**EXERCISE TASK:** Go through the listing and set it down exactly, leaving out its pictures.

**PROVIDED MATERIAL:**
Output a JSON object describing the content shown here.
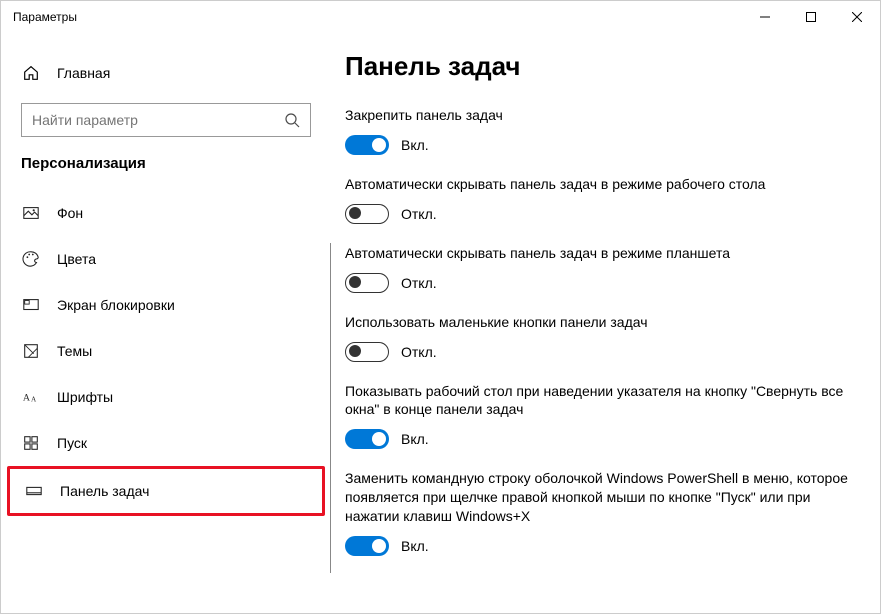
{
  "window": {
    "title": "Параметры"
  },
  "sidebar": {
    "home": "Главная",
    "search_placeholder": "Найти параметр",
    "section": "Персонализация",
    "items": [
      {
        "label": "Фон"
      },
      {
        "label": "Цвета"
      },
      {
        "label": "Экран блокировки"
      },
      {
        "label": "Темы"
      },
      {
        "label": "Шрифты"
      },
      {
        "label": "Пуск"
      },
      {
        "label": "Панель задач"
      }
    ]
  },
  "main": {
    "title": "Панель задач",
    "settings": [
      {
        "label": "Закрепить панель задач",
        "state": "Вкл.",
        "on": true
      },
      {
        "label": "Автоматически скрывать панель задач в режиме рабочего стола",
        "state": "Откл.",
        "on": false
      },
      {
        "label": "Автоматически скрывать панель задач в режиме планшета",
        "state": "Откл.",
        "on": false
      },
      {
        "label": "Использовать маленькие кнопки панели задач",
        "state": "Откл.",
        "on": false
      },
      {
        "label": "Показывать рабочий стол при наведении указателя на кнопку \"Свернуть все окна\" в конце панели задач",
        "state": "Вкл.",
        "on": true
      },
      {
        "label": "Заменить командную строку оболочкой Windows PowerShell в меню, которое появляется при щелчке правой кнопкой мыши по кнопке \"Пуск\" или при нажатии клавиш Windows+X",
        "state": "Вкл.",
        "on": true
      }
    ]
  }
}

**OUTPUT OF THE TASK:**
Output a JSON object describing the content shown here.
{
  "window": {
    "title": "Параметры"
  },
  "sidebar": {
    "home": "Главная",
    "search_placeholder": "Найти параметр",
    "section": "Персонализация",
    "items": [
      {
        "label": "Фон"
      },
      {
        "label": "Цвета"
      },
      {
        "label": "Экран блокировки"
      },
      {
        "label": "Темы"
      },
      {
        "label": "Шрифты"
      },
      {
        "label": "Пуск"
      },
      {
        "label": "Панель задач"
      }
    ]
  },
  "main": {
    "title": "Панель задач",
    "settings": [
      {
        "label": "Закрепить панель задач",
        "state": "Вкл.",
        "on": true
      },
      {
        "label": "Автоматически скрывать панель задач в режиме рабочего стола",
        "state": "Откл.",
        "on": false
      },
      {
        "label": "Автоматически скрывать панель задач в режиме планшета",
        "state": "Откл.",
        "on": false
      },
      {
        "label": "Использовать маленькие кнопки панели задач",
        "state": "Откл.",
        "on": false
      },
      {
        "label": "Показывать рабочий стол при наведении указателя на кнопку \"Свернуть все окна\" в конце панели задач",
        "state": "Вкл.",
        "on": true
      },
      {
        "label": "Заменить командную строку оболочкой Windows PowerShell в меню, которое появляется при щелчке правой кнопкой мыши по кнопке \"Пуск\" или при нажатии клавиш Windows+X",
        "state": "Вкл.",
        "on": true
      }
    ]
  }
}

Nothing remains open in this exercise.